Provided data —
_ _ _ _ _ _ _
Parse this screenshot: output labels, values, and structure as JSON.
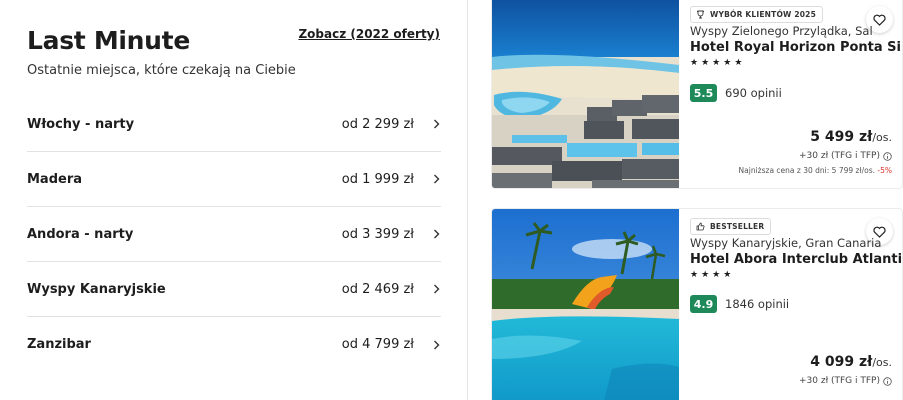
{
  "last_minute": {
    "title": "Last Minute",
    "subtitle": "Ostatnie miejsca, które czekają na Ciebie",
    "see_all": "Zobacz (2022 oferty)",
    "destinations": [
      {
        "name": "Włochy - narty",
        "price": "od 2 299 zł"
      },
      {
        "name": "Madera",
        "price": "od 1 999 zł"
      },
      {
        "name": "Andora - narty",
        "price": "od 3 399 zł"
      },
      {
        "name": "Wyspy Kanaryjskie",
        "price": "od 2 469 zł"
      },
      {
        "name": "Zanzibar",
        "price": "od 4 799 zł"
      }
    ]
  },
  "hotels": [
    {
      "badge": "WYBÓR KLIENTÓW 2025",
      "badge_icon": "trophy-icon",
      "location": "Wyspy Zielonego Przylądka, Sal",
      "name": "Hotel Royal Horizon Ponta Sino",
      "stars": 5,
      "score": "5.5",
      "reviews": "690 opinii",
      "price": "5 499 zł",
      "per": "/os.",
      "surcharge": "+30 zł (TFG i TFP)",
      "lowest_price": "Najniższa cena z 30 dni: 5 799 zł/os.",
      "discount": "-5%"
    },
    {
      "badge": "BESTSELLER",
      "badge_icon": "thumbs-up-icon",
      "location": "Wyspy Kanaryjskie, Gran Canaria",
      "name": "Hotel Abora Interclub Atlantic",
      "stars": 4,
      "score": "4.9",
      "reviews": "1846 opinii",
      "price": "4 099 zł",
      "per": "/os.",
      "surcharge": "+30 zł (TFG i TFP)"
    }
  ],
  "colors": {
    "score_green": "#1e8a5a",
    "discount_red": "#d93025"
  }
}
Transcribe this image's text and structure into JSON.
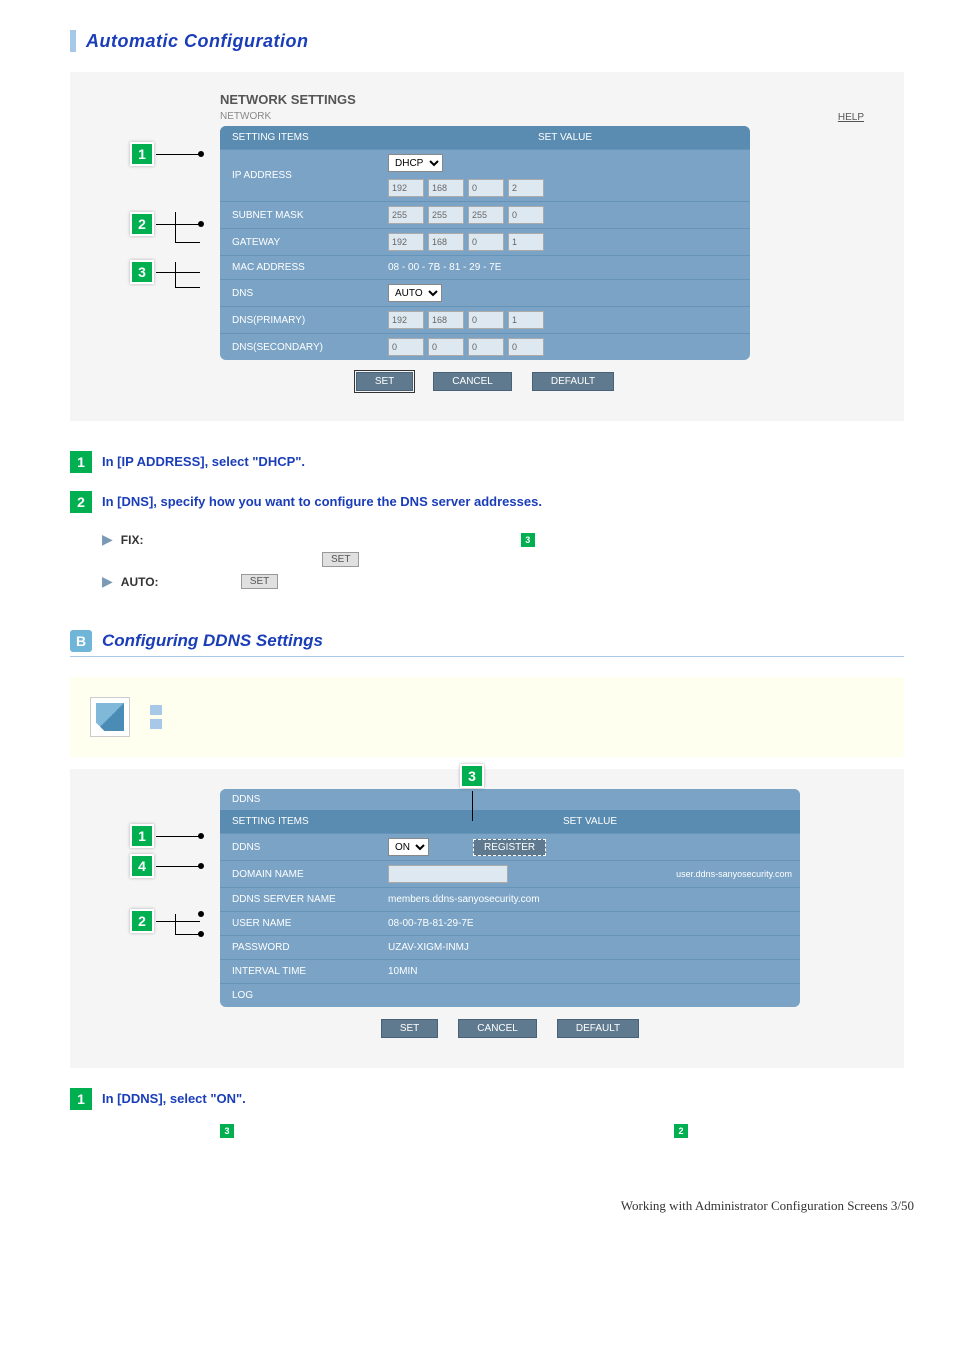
{
  "section_auto": {
    "title": "Automatic Configuration"
  },
  "network_panel": {
    "title": "NETWORK SETTINGS",
    "subtitle": "NETWORK",
    "help": "HELP",
    "header_left": "SETTING ITEMS",
    "header_right": "SET VALUE",
    "rows": {
      "ip_address": {
        "label": "IP ADDRESS",
        "mode": "DHCP",
        "oct": [
          "192",
          "168",
          "0",
          "2"
        ]
      },
      "subnet": {
        "label": "SUBNET MASK",
        "oct": [
          "255",
          "255",
          "255",
          "0"
        ]
      },
      "gateway": {
        "label": "GATEWAY",
        "oct": [
          "192",
          "168",
          "0",
          "1"
        ]
      },
      "mac": {
        "label": "MAC ADDRESS",
        "value": "08 - 00 - 7B - 81 - 29 - 7E"
      },
      "dns": {
        "label": "DNS",
        "mode": "AUTO"
      },
      "dns_primary": {
        "label": "DNS(PRIMARY)",
        "oct": [
          "192",
          "168",
          "0",
          "1"
        ]
      },
      "dns_secondary": {
        "label": "DNS(SECONDARY)",
        "oct": [
          "0",
          "0",
          "0",
          "0"
        ]
      }
    },
    "buttons": {
      "set": "SET",
      "cancel": "CANCEL",
      "default": "DEFAULT"
    }
  },
  "steps_auto": {
    "s1": "In [IP ADDRESS], select \"DHCP\".",
    "s2": "In [DNS], specify how you want to configure the DNS server addresses.",
    "fix": "FIX:",
    "auto": "AUTO:",
    "set_btn": "SET"
  },
  "section_ddns": {
    "letter": "B",
    "title": "Configuring DDNS Settings"
  },
  "ddns_panel": {
    "title": "DDNS",
    "header_left": "SETTING ITEMS",
    "header_right": "SET VALUE",
    "rows": {
      "ddns": {
        "label": "DDNS",
        "mode": "ON",
        "register": "REGISTER"
      },
      "domain": {
        "label": "DOMAIN NAME",
        "value": "",
        "suffix": "user.ddns-sanyosecurity.com"
      },
      "server": {
        "label": "DDNS SERVER NAME",
        "value": "members.ddns-sanyosecurity.com"
      },
      "user": {
        "label": "USER NAME",
        "value": "08-00-7B-81-29-7E"
      },
      "password": {
        "label": "PASSWORD",
        "value": "UZAV-XIGM-INMJ"
      },
      "interval": {
        "label": "INTERVAL TIME",
        "value": "10MIN"
      },
      "log": {
        "label": "LOG",
        "value": ""
      }
    },
    "buttons": {
      "set": "SET",
      "cancel": "CANCEL",
      "default": "DEFAULT"
    }
  },
  "steps_ddns": {
    "s1": "In [DDNS], select \"ON\"."
  },
  "footer": "Working with Administrator Configuration Screens 3/50"
}
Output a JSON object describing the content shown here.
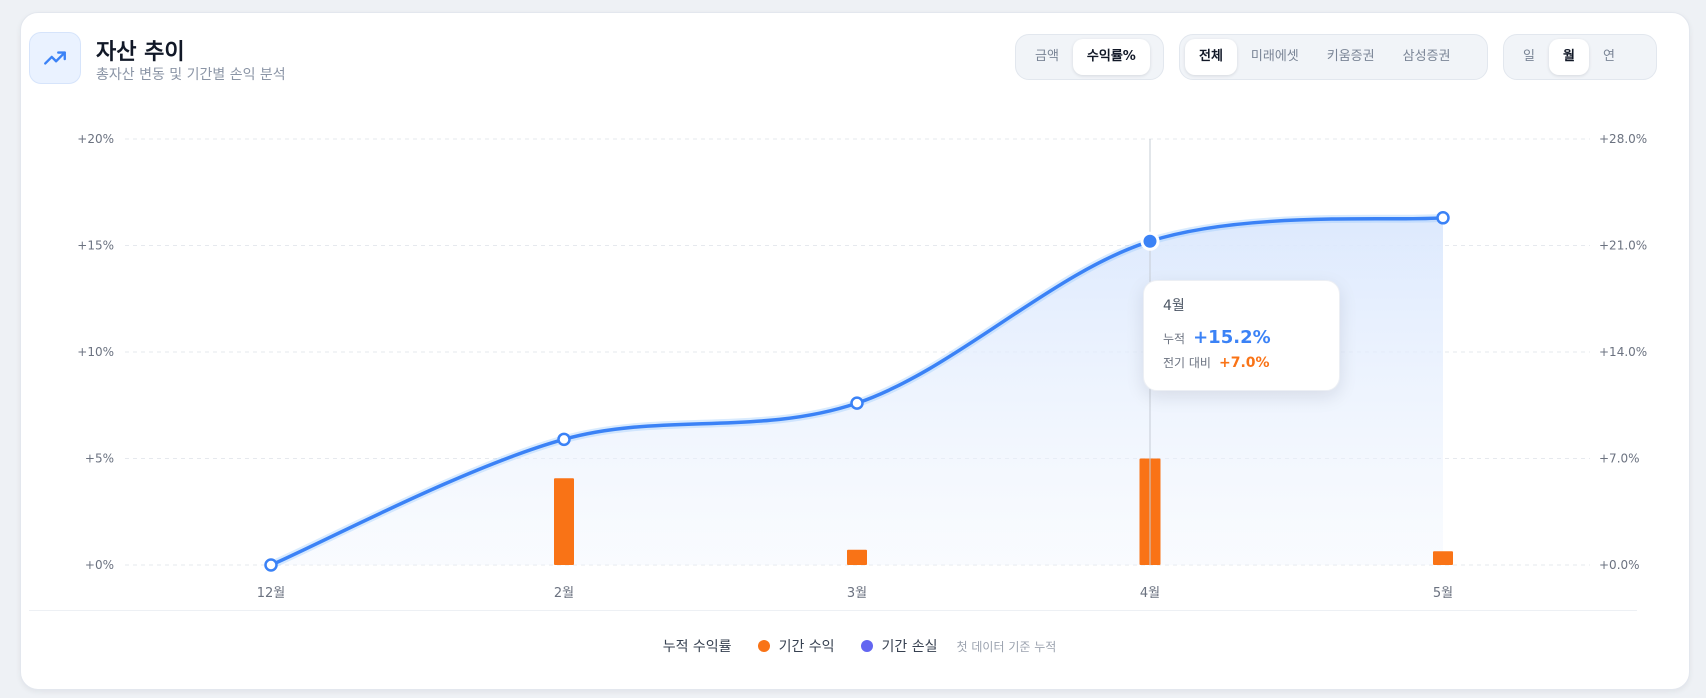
{
  "header": {
    "title": "자산 추이",
    "subtitle": "총자산 변동 및 기간별 손익 분석",
    "icon": "trending-up-icon"
  },
  "controls": {
    "metric": [
      "금액",
      "수익률%"
    ],
    "metric_selected": 1,
    "broker": [
      "전체",
      "미래에셋",
      "키움증권",
      "삼성증권"
    ],
    "broker_selected": 0,
    "period": [
      "일",
      "월",
      "연"
    ],
    "period_selected": 1
  },
  "chart_data": {
    "type": "line",
    "categories": [
      "12월",
      "2월",
      "3월",
      "4월",
      "5월"
    ],
    "series": [
      {
        "name": "누적 수익률",
        "kind": "line",
        "axis": "left",
        "values": [
          0.0,
          5.9,
          7.6,
          15.2,
          16.3
        ],
        "color": "#3b82f6"
      },
      {
        "name": "기간 수익",
        "kind": "bar",
        "axis": "right",
        "values": [
          null,
          5.7,
          1.0,
          7.0,
          0.9
        ],
        "color": "#f97316"
      },
      {
        "name": "기간 손실",
        "kind": "bar",
        "axis": "right",
        "values": [
          null,
          null,
          null,
          null,
          null
        ],
        "color": "#6366f1"
      }
    ],
    "yleft": {
      "ticks": [
        "+0%",
        "+5%",
        "+10%",
        "+15%",
        "+20%"
      ],
      "range": [
        0,
        20
      ]
    },
    "yright": {
      "ticks": [
        "+0.0%",
        "+7.0%",
        "+14.0%",
        "+21.0%",
        "+28.0%"
      ],
      "range": [
        0,
        28
      ]
    },
    "grid": "horizontal-dashed",
    "legend": "bottom-center",
    "highlight_index": 3
  },
  "tooltip": {
    "title": "4월",
    "cum_label": "누적",
    "cum_value": "+15.2%",
    "chg_label": "전기 대비",
    "chg_value": "+7.0%"
  },
  "legend": {
    "items": [
      {
        "label": "누적 수익률",
        "color": ""
      },
      {
        "label": "기간 수익",
        "color": "#f97316"
      },
      {
        "label": "기간 손실",
        "color": "#6366f1"
      }
    ],
    "note": "첫 데이터 기준 누적"
  }
}
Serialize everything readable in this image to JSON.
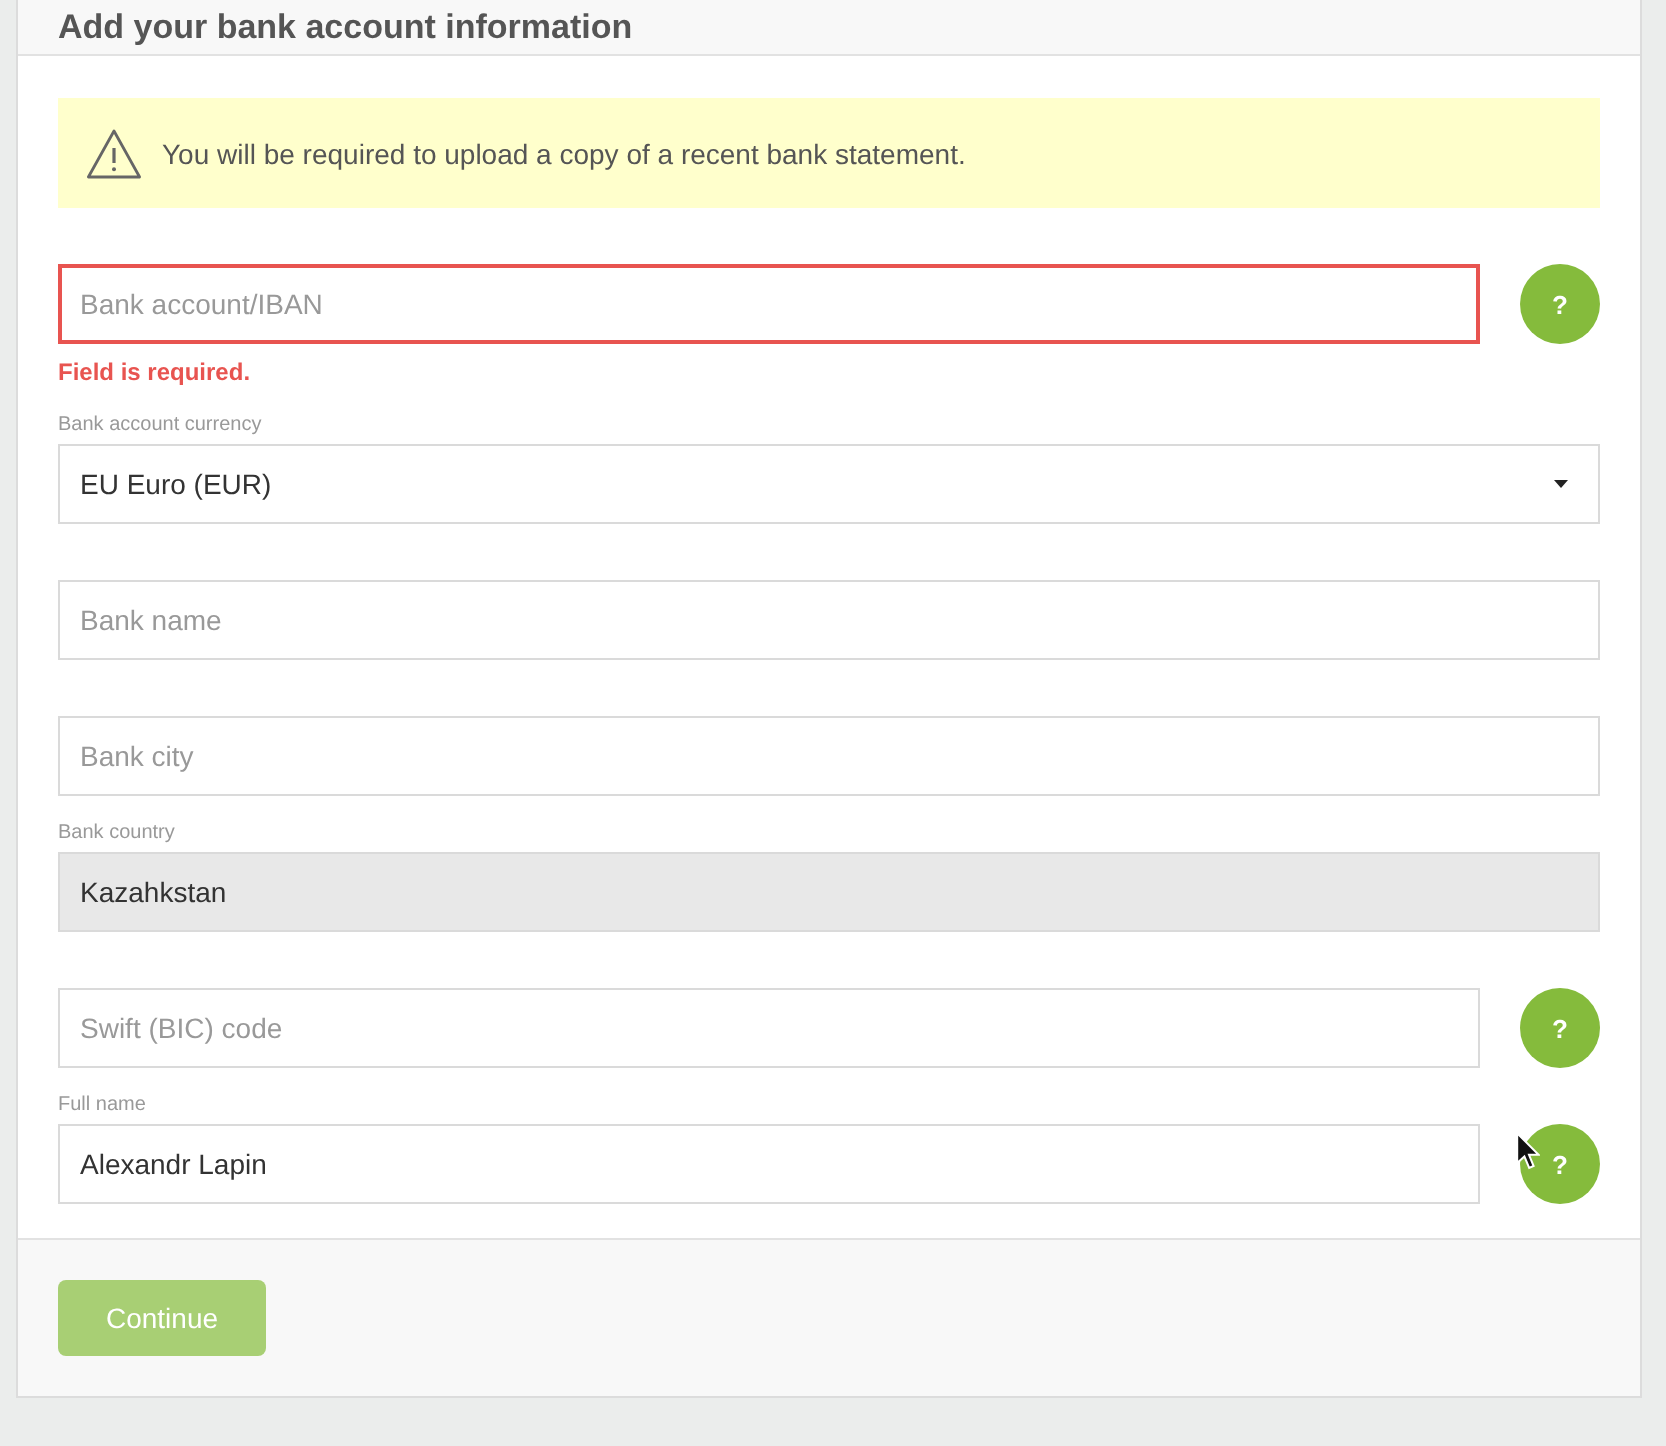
_ _ _ _ _ _ _
Goal of the exercise — Except for the pictures, reproduce every line exactly.

Answer below —
Parse this screenshot: output labels, values, and structure as JSON.
{
  "last_minute": {
    "title": "Last Minute",
    "subtitle": "Ostatnie miejsca, które czekają na Ciebie",
    "see_all": "Zobacz (2022 oferty)",
    "destinations": [
      {
        "name": "Włochy - narty",
        "price": "od 2 299 zł"
      },
      {
        "name": "Madera",
        "price": "od 1 999 zł"
      },
      {
        "name": "Andora - narty",
        "price": "od 3 399 zł"
      },
      {
        "name": "Wyspy Kanaryjskie",
        "price": "od 2 469 zł"
      },
      {
        "name": "Zanzibar",
        "price": "od 4 799 zł"
      }
    ]
  },
  "hotels": [
    {
      "badge": "WYBÓR KLIENTÓW 2025",
      "badge_icon": "trophy-icon",
      "location": "Wyspy Zielonego Przylądka, Sal",
      "name": "Hotel Royal Horizon Ponta Sino",
      "stars": 5,
      "score": "5.5",
      "reviews": "690 opinii",
      "price": "5 499 zł",
      "per": "/os.",
      "surcharge": "+30 zł (TFG i TFP)",
      "lowest_price": "Najniższa cena z 30 dni: 5 799 zł/os.",
      "discount": "-5%"
    },
    {
      "badge": "BESTSELLER",
      "badge_icon": "thumbs-up-icon",
      "location": "Wyspy Kanaryjskie, Gran Canaria",
      "name": "Hotel Abora Interclub Atlantic",
      "stars": 4,
      "score": "4.9",
      "reviews": "1846 opinii",
      "price": "4 099 zł",
      "per": "/os.",
      "surcharge": "+30 zł (TFG i TFP)"
    }
  ],
  "colors": {
    "score_green": "#1e8a5a",
    "discount_red": "#d93025"
  }
}
Transcribe this image's text and structure into JSON.
{
  "section_auto": {
    "title": "Automatic Configuration"
  },
  "network_panel": {
    "title": "NETWORK SETTINGS",
    "subtitle": "NETWORK",
    "help": "HELP",
    "header_left": "SETTING ITEMS",
    "header_right": "SET VALUE",
    "rows": {
      "ip_address": {
        "label": "IP ADDRESS",
        "mode": "DHCP",
        "oct": [
          "192",
          "168",
          "0",
          "2"
        ]
      },
      "subnet": {
        "label": "SUBNET MASK",
        "oct": [
          "255",
          "255",
          "255",
          "0"
        ]
      },
      "gateway": {
        "label": "GATEWAY",
        "oct": [
          "192",
          "168",
          "0",
          "1"
        ]
      },
      "mac": {
        "label": "MAC ADDRESS",
        "value": "08 - 00 - 7B - 81 - 29 - 7E"
      },
      "dns": {
        "label": "DNS",
        "mode": "AUTO"
      },
      "dns_primary": {
        "label": "DNS(PRIMARY)",
        "oct": [
          "192",
          "168",
          "0",
          "1"
        ]
      },
      "dns_secondary": {
        "label": "DNS(SECONDARY)",
        "oct": [
          "0",
          "0",
          "0",
          "0"
        ]
      }
    },
    "buttons": {
      "set": "SET",
      "cancel": "CANCEL",
      "default": "DEFAULT"
    }
  },
  "steps_auto": {
    "s1": "In [IP ADDRESS], select \"DHCP\".",
    "s2": "In [DNS], specify how you want to configure the DNS server addresses.",
    "fix": "FIX:",
    "auto": "AUTO:",
    "set_btn": "SET"
  },
  "section_ddns": {
    "letter": "B",
    "title": "Configuring DDNS Settings"
  },
  "ddns_panel": {
    "title": "DDNS",
    "header_left": "SETTING ITEMS",
    "header_right": "SET VALUE",
    "rows": {
      "ddns": {
        "label": "DDNS",
        "mode": "ON",
        "register": "REGISTER"
      },
      "domain": {
        "label": "DOMAIN NAME",
        "value": "",
        "suffix": "user.ddns-sanyosecurity.com"
      },
      "server": {
        "label": "DDNS SERVER NAME",
        "value": "members.ddns-sanyosecurity.com"
      },
      "user": {
        "label": "USER NAME",
        "value": "08-00-7B-81-29-7E"
      },
      "password": {
        "label": "PASSWORD",
        "value": "UZAV-XIGM-INMJ"
      },
      "interval": {
        "label": "INTERVAL TIME",
        "value": "10MIN"
      },
      "log": {
        "label": "LOG",
        "value": ""
      }
    },
    "buttons": {
      "set": "SET",
      "cancel": "CANCEL",
      "default": "DEFAULT"
    }
  },
  "steps_ddns": {
    "s1": "In [DDNS], select \"ON\"."
  },
  "footer": "Working with Administrator Configuration Screens 3/50"
}
Output a JSON object describing the content shown here.
{
  "header": {
    "title": "자산 추이",
    "subtitle": "총자산 변동 및 기간별 손익 분석",
    "icon": "trending-up-icon"
  },
  "controls": {
    "metric": [
      "금액",
      "수익률%"
    ],
    "metric_selected": 1,
    "broker": [
      "전체",
      "미래에셋",
      "키움증권",
      "삼성증권"
    ],
    "broker_selected": 0,
    "period": [
      "일",
      "월",
      "연"
    ],
    "period_selected": 1
  },
  "chart_data": {
    "type": "line",
    "categories": [
      "12월",
      "2월",
      "3월",
      "4월",
      "5월"
    ],
    "series": [
      {
        "name": "누적 수익률",
        "kind": "line",
        "axis": "left",
        "values": [
          0.0,
          5.9,
          7.6,
          15.2,
          16.3
        ],
        "color": "#3b82f6"
      },
      {
        "name": "기간 수익",
        "kind": "bar",
        "axis": "right",
        "values": [
          null,
          5.7,
          1.0,
          7.0,
          0.9
        ],
        "color": "#f97316"
      },
      {
        "name": "기간 손실",
        "kind": "bar",
        "axis": "right",
        "values": [
          null,
          null,
          null,
          null,
          null
        ],
        "color": "#6366f1"
      }
    ],
    "yleft": {
      "ticks": [
        "+0%",
        "+5%",
        "+10%",
        "+15%",
        "+20%"
      ],
      "range": [
        0,
        20
      ]
    },
    "yright": {
      "ticks": [
        "+0.0%",
        "+7.0%",
        "+14.0%",
        "+21.0%",
        "+28.0%"
      ],
      "range": [
        0,
        28
      ]
    },
    "grid": "horizontal-dashed",
    "legend": "bottom-center",
    "highlight_index": 3
  },
  "tooltip": {
    "title": "4월",
    "cum_label": "누적",
    "cum_value": "+15.2%",
    "chg_label": "전기 대비",
    "chg_value": "+7.0%"
  },
  "legend": {
    "items": [
      {
        "label": "누적 수익률",
        "color": ""
      },
      {
        "label": "기간 수익",
        "color": "#f97316"
      },
      {
        "label": "기간 손실",
        "color": "#6366f1"
      }
    ],
    "note": "첫 데이터 기준 누적"
  }
}
Serialize everything readable in this image to JSON.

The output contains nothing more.